▶ What to produce
Go through the lines below and copy each one that holds the string "муниципальных".

▶ Saved entries
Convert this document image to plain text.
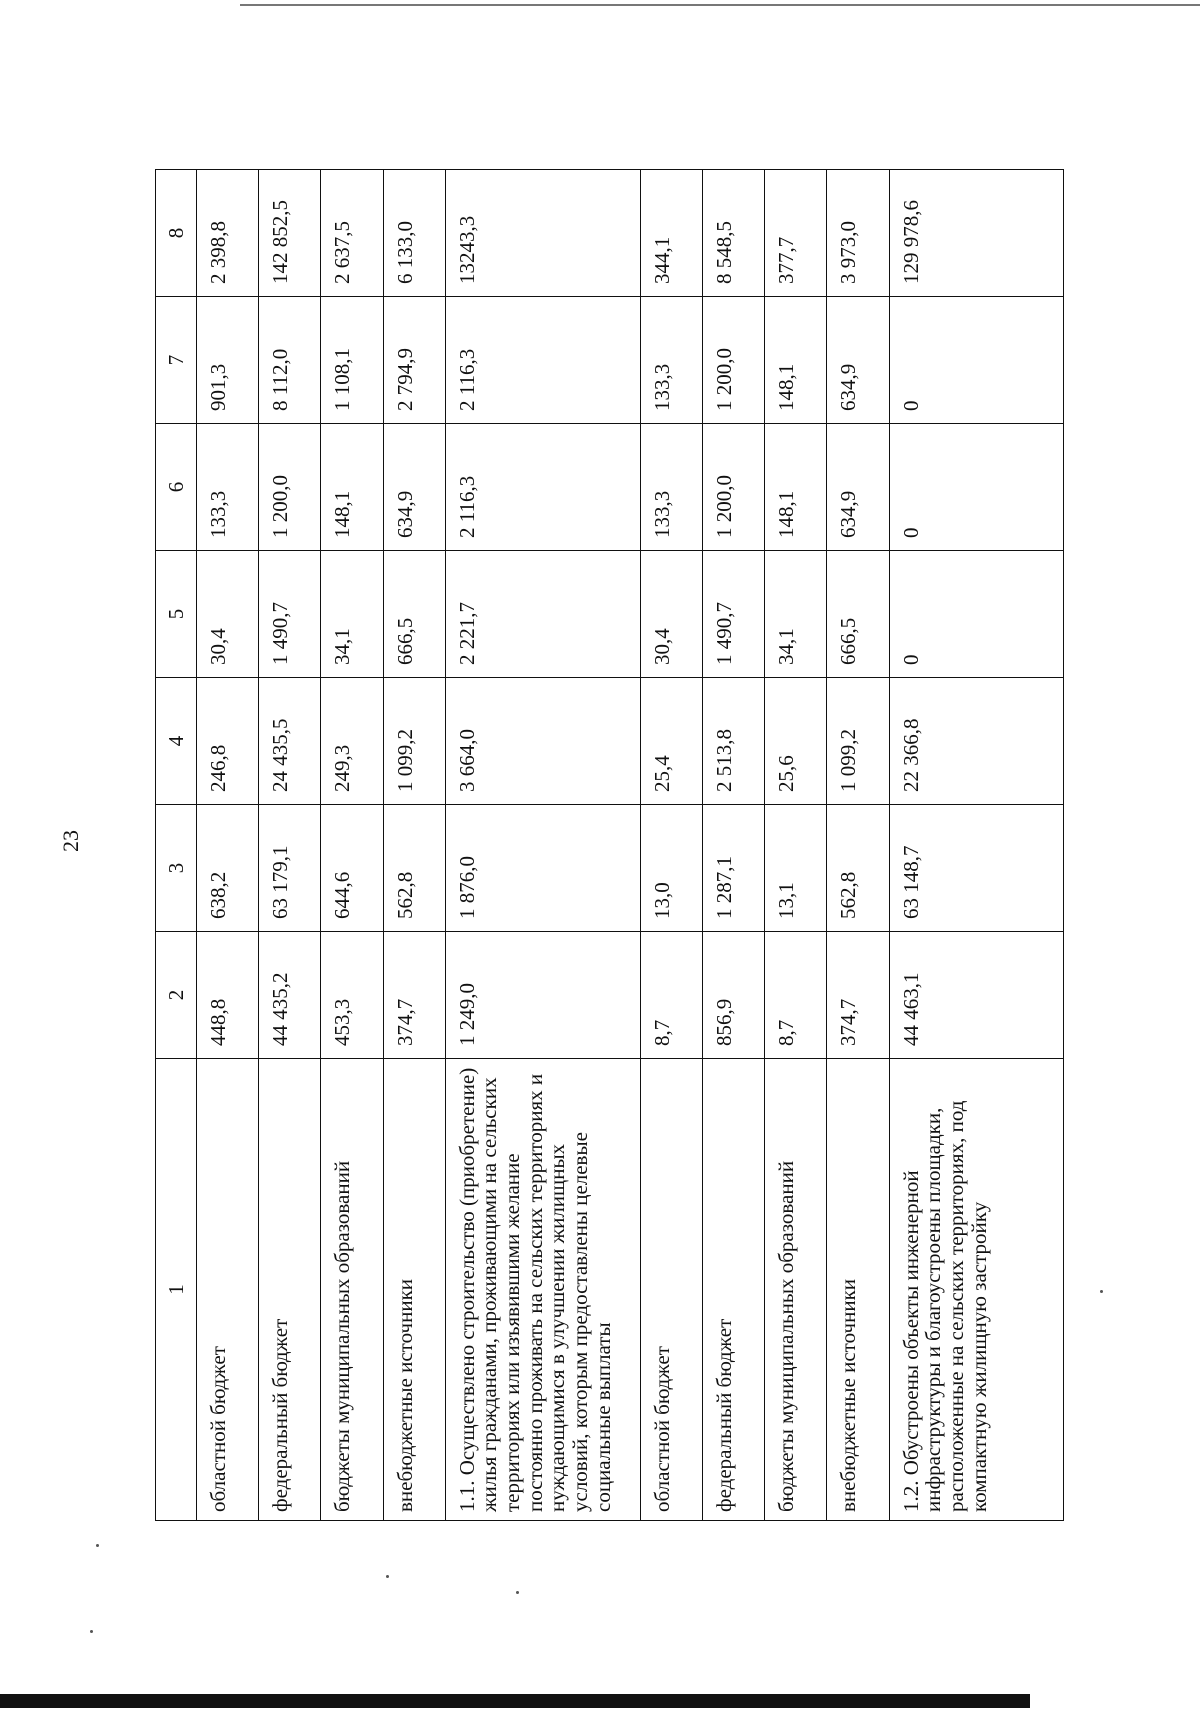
23
1	2	3	4	5	6	7	8
областной бюджет	448,8	638,2	246,8	30,4	133,3	901,3	2 398,8
федеральный бюджет	44 435,2	63 179,1	24 435,5	1 490,7	1 200,0	8 112,0	142 852,5
бюджеты муниципальных образований	453,3	644,6	249,3	34,1	148,1	1 108,1	2 637,5
внебюджетные источники	374,7	562,8	1 099,2	666,5	634,9	2 794,9	6 133,0
1.1. Осуществлено строительство (приобретение) жилья гражданами, проживающими на сельских территориях или изъявившими желание постоянно проживать на сельских территориях и нуждающимися в улучшении жилищных условий, которым предоставлены целевые социальные выплаты	1 249,0	1 876,0	3 664,0	2 221,7	2 116,3	2 116,3	13243,3
областной бюджет	8,7	13,0	25,4	30,4	133,3	133,3	344,1
федеральный бюджет	856,9	1 287,1	2 513,8	1 490,7	1 200,0	1 200,0	8 548,5
бюджеты муниципальных образований	8,7	13,1	25,6	34,1	148,1	148,1	377,7
внебюджетные источники	374,7	562,8	1 099,2	666,5	634,9	634,9	3 973,0
1.2. Обустроены объекты инженерной инфраструктуры и благоустроены площадки, расположенные на сельских территориях, под компактную жилищную застройку	44 463,1	63 148,7	22 366,8	0	0	0	129 978,6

▶ Solution to the problem
бюджеты муниципальных образований	453,3	644,6	249,3	34,1	148,1	1 108,1	2 637,5
бюджеты муниципальных образований	8,7	13,1	25,6	34,1	148,1	148,1	377,7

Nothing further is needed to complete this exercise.